**GIVEN INSTRUCTION:** Set the following entries down again exactly, line by line.

**RECORDS SUPPLIED:**
◇ ◇ ◇ ◇
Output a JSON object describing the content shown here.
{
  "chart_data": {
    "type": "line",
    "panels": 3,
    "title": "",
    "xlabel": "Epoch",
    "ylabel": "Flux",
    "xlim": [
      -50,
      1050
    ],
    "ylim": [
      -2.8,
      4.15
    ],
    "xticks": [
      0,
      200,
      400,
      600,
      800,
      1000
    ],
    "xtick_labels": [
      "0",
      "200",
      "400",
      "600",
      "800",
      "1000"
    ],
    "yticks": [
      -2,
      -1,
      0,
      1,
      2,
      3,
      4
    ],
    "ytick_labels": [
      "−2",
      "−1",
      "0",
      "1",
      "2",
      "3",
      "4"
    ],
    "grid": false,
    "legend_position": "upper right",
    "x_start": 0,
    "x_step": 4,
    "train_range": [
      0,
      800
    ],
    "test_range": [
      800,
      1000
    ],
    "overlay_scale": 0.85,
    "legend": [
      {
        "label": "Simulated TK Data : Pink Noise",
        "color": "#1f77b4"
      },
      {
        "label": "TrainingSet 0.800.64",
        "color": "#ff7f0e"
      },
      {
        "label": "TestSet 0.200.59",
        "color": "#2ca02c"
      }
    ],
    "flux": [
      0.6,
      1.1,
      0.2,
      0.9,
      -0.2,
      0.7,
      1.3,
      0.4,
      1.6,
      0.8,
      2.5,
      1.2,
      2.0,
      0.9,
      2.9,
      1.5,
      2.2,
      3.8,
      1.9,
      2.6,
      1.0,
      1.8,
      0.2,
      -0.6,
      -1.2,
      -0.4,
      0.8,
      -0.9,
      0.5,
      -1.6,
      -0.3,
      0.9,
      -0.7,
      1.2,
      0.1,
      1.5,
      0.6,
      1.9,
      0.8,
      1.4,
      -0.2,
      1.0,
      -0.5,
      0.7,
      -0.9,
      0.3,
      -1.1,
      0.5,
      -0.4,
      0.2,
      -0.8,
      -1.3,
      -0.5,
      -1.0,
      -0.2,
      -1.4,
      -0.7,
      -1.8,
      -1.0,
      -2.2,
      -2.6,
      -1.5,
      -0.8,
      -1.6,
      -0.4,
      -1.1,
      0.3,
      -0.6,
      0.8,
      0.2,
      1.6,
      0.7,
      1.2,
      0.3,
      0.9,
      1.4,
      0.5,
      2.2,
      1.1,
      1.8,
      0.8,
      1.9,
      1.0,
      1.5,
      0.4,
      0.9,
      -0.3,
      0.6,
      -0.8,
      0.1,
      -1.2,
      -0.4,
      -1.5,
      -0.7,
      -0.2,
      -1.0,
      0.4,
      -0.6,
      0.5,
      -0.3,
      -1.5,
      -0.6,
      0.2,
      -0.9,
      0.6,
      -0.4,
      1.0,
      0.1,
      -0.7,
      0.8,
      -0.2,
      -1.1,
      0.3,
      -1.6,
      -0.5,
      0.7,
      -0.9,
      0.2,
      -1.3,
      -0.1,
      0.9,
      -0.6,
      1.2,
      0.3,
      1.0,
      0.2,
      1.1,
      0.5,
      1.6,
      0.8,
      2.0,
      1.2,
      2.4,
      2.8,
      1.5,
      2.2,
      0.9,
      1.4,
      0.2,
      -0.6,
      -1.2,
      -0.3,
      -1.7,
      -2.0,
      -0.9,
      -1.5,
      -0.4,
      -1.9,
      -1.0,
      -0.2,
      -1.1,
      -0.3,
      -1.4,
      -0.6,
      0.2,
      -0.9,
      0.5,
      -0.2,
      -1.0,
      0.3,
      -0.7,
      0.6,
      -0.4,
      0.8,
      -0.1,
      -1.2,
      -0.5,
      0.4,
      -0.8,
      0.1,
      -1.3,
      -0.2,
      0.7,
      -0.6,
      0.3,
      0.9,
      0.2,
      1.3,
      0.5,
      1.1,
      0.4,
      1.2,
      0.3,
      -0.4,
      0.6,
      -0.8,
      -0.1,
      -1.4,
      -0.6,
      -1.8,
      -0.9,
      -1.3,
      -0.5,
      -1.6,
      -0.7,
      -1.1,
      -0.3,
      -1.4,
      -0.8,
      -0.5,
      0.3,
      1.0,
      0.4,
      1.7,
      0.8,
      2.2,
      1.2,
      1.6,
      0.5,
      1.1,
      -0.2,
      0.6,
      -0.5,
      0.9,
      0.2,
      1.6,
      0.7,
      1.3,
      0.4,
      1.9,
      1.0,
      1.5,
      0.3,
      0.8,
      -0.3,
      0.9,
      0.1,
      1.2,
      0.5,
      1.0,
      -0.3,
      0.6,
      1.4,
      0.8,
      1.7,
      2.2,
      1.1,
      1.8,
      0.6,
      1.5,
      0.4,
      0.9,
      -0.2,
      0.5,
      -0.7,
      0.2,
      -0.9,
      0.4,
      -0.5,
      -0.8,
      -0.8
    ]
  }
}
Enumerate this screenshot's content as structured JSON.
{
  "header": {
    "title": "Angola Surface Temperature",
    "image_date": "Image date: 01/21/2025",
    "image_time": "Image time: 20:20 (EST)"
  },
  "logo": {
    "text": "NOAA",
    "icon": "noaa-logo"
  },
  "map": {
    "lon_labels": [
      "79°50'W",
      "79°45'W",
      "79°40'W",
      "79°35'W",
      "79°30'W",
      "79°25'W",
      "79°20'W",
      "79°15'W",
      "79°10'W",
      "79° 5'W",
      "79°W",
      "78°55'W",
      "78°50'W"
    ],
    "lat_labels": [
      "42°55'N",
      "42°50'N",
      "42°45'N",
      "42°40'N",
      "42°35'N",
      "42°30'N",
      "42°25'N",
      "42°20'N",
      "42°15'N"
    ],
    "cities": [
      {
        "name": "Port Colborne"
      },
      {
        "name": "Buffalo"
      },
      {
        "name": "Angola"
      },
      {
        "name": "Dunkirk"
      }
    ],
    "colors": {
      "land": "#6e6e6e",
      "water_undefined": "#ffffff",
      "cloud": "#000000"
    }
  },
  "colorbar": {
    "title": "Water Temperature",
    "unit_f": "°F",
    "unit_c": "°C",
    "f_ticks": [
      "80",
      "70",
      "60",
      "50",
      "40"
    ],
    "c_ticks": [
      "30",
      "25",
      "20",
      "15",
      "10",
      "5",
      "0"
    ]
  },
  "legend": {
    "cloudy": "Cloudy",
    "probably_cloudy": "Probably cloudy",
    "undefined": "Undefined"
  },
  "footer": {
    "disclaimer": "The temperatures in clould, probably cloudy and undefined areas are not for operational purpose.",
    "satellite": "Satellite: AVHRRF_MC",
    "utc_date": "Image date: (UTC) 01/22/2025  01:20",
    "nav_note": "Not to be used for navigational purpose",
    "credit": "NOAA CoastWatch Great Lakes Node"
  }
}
◇ ◇ ◇ ◇
**TASK RESULT:**
Output a JSON object describing the content shown here.
{
  "chart_data": {
    "type": "line",
    "panels": 3,
    "title": "",
    "xlabel": "Epoch",
    "ylabel": "Flux",
    "xlim": [
      -50,
      1050
    ],
    "ylim": [
      -2.8,
      4.15
    ],
    "xticks": [
      0,
      200,
      400,
      600,
      800,
      1000
    ],
    "xtick_labels": [
      "0",
      "200",
      "400",
      "600",
      "800",
      "1000"
    ],
    "yticks": [
      -2,
      -1,
      0,
      1,
      2,
      3,
      4
    ],
    "ytick_labels": [
      "−2",
      "−1",
      "0",
      "1",
      "2",
      "3",
      "4"
    ],
    "grid": false,
    "legend_position": "upper right",
    "x_start": 0,
    "x_step": 4,
    "train_range": [
      0,
      800
    ],
    "test_range": [
      800,
      1000
    ],
    "overlay_scale": 0.85,
    "legend": [
      {
        "label": "Simulated TK Data : Pink Noise",
        "color": "#1f77b4"
      },
      {
        "label": "TrainingSet 0.800.64",
        "color": "#ff7f0e"
      },
      {
        "label": "TestSet 0.200.59",
        "color": "#2ca02c"
      }
    ],
    "flux": [
      0.6,
      1.1,
      0.2,
      0.9,
      -0.2,
      0.7,
      1.3,
      0.4,
      1.6,
      0.8,
      2.5,
      1.2,
      2.0,
      0.9,
      2.9,
      1.5,
      2.2,
      3.8,
      1.9,
      2.6,
      1.0,
      1.8,
      0.2,
      -0.6,
      -1.2,
      -0.4,
      0.8,
      -0.9,
      0.5,
      -1.6,
      -0.3,
      0.9,
      -0.7,
      1.2,
      0.1,
      1.5,
      0.6,
      1.9,
      0.8,
      1.4,
      -0.2,
      1.0,
      -0.5,
      0.7,
      -0.9,
      0.3,
      -1.1,
      0.5,
      -0.4,
      0.2,
      -0.8,
      -1.3,
      -0.5,
      -1.0,
      -0.2,
      -1.4,
      -0.7,
      -1.8,
      -1.0,
      -2.2,
      -2.6,
      -1.5,
      -0.8,
      -1.6,
      -0.4,
      -1.1,
      0.3,
      -0.6,
      0.8,
      0.2,
      1.6,
      0.7,
      1.2,
      0.3,
      0.9,
      1.4,
      0.5,
      2.2,
      1.1,
      1.8,
      0.8,
      1.9,
      1.0,
      1.5,
      0.4,
      0.9,
      -0.3,
      0.6,
      -0.8,
      0.1,
      -1.2,
      -0.4,
      -1.5,
      -0.7,
      -0.2,
      -1.0,
      0.4,
      -0.6,
      0.5,
      -0.3,
      -1.5,
      -0.6,
      0.2,
      -0.9,
      0.6,
      -0.4,
      1.0,
      0.1,
      -0.7,
      0.8,
      -0.2,
      -1.1,
      0.3,
      -1.6,
      -0.5,
      0.7,
      -0.9,
      0.2,
      -1.3,
      -0.1,
      0.9,
      -0.6,
      1.2,
      0.3,
      1.0,
      0.2,
      1.1,
      0.5,
      1.6,
      0.8,
      2.0,
      1.2,
      2.4,
      2.8,
      1.5,
      2.2,
      0.9,
      1.4,
      0.2,
      -0.6,
      -1.2,
      -0.3,
      -1.7,
      -2.0,
      -0.9,
      -1.5,
      -0.4,
      -1.9,
      -1.0,
      -0.2,
      -1.1,
      -0.3,
      -1.4,
      -0.6,
      0.2,
      -0.9,
      0.5,
      -0.2,
      -1.0,
      0.3,
      -0.7,
      0.6,
      -0.4,
      0.8,
      -0.1,
      -1.2,
      -0.5,
      0.4,
      -0.8,
      0.1,
      -1.3,
      -0.2,
      0.7,
      -0.6,
      0.3,
      0.9,
      0.2,
      1.3,
      0.5,
      1.1,
      0.4,
      1.2,
      0.3,
      -0.4,
      0.6,
      -0.8,
      -0.1,
      -1.4,
      -0.6,
      -1.8,
      -0.9,
      -1.3,
      -0.5,
      -1.6,
      -0.7,
      -1.1,
      -0.3,
      -1.4,
      -0.8,
      -0.5,
      0.3,
      1.0,
      0.4,
      1.7,
      0.8,
      2.2,
      1.2,
      1.6,
      0.5,
      1.1,
      -0.2,
      0.6,
      -0.5,
      0.9,
      0.2,
      1.6,
      0.7,
      1.3,
      0.4,
      1.9,
      1.0,
      1.5,
      0.3,
      0.8,
      -0.3,
      0.9,
      0.1,
      1.2,
      0.5,
      1.0,
      -0.3,
      0.6,
      1.4,
      0.8,
      1.7,
      2.2,
      1.1,
      1.8,
      0.6,
      1.5,
      0.4,
      0.9,
      -0.2,
      0.5,
      -0.7,
      0.2,
      -0.9,
      0.4,
      -0.5,
      -0.8,
      -0.8
    ]
  }
}
Enumerate this screenshot's content as structured JSON.
{
  "header": {
    "title": "Angola Surface Temperature",
    "image_date": "Image date: 01/21/2025",
    "image_time": "Image time: 20:20 (EST)"
  },
  "logo": {
    "text": "NOAA",
    "icon": "noaa-logo"
  },
  "map": {
    "lon_labels": [
      "79°50'W",
      "79°45'W",
      "79°40'W",
      "79°35'W",
      "79°30'W",
      "79°25'W",
      "79°20'W",
      "79°15'W",
      "79°10'W",
      "79° 5'W",
      "79°W",
      "78°55'W",
      "78°50'W"
    ],
    "lat_labels": [
      "42°55'N",
      "42°50'N",
      "42°45'N",
      "42°40'N",
      "42°35'N",
      "42°30'N",
      "42°25'N",
      "42°20'N",
      "42°15'N"
    ],
    "cities": [
      {
        "name": "Port Colborne"
      },
      {
        "name": "Buffalo"
      },
      {
        "name": "Angola"
      },
      {
        "name": "Dunkirk"
      }
    ],
    "colors": {
      "land": "#6e6e6e",
      "water_undefined": "#ffffff",
      "cloud": "#000000"
    }
  },
  "colorbar": {
    "title": "Water Temperature",
    "unit_f": "°F",
    "unit_c": "°C",
    "f_ticks": [
      "80",
      "70",
      "60",
      "50",
      "40"
    ],
    "c_ticks": [
      "30",
      "25",
      "20",
      "15",
      "10",
      "5",
      "0"
    ]
  },
  "legend": {
    "cloudy": "Cloudy",
    "probably_cloudy": "Probably cloudy",
    "undefined": "Undefined"
  },
  "footer": {
    "disclaimer": "The temperatures in clould, probably cloudy and undefined areas are not for operational purpose.",
    "satellite": "Satellite: AVHRRF_MC",
    "utc_date": "Image date: (UTC) 01/22/2025  01:20",
    "nav_note": "Not to be used for navigational purpose",
    "credit": "NOAA CoastWatch Great Lakes Node"
  }
}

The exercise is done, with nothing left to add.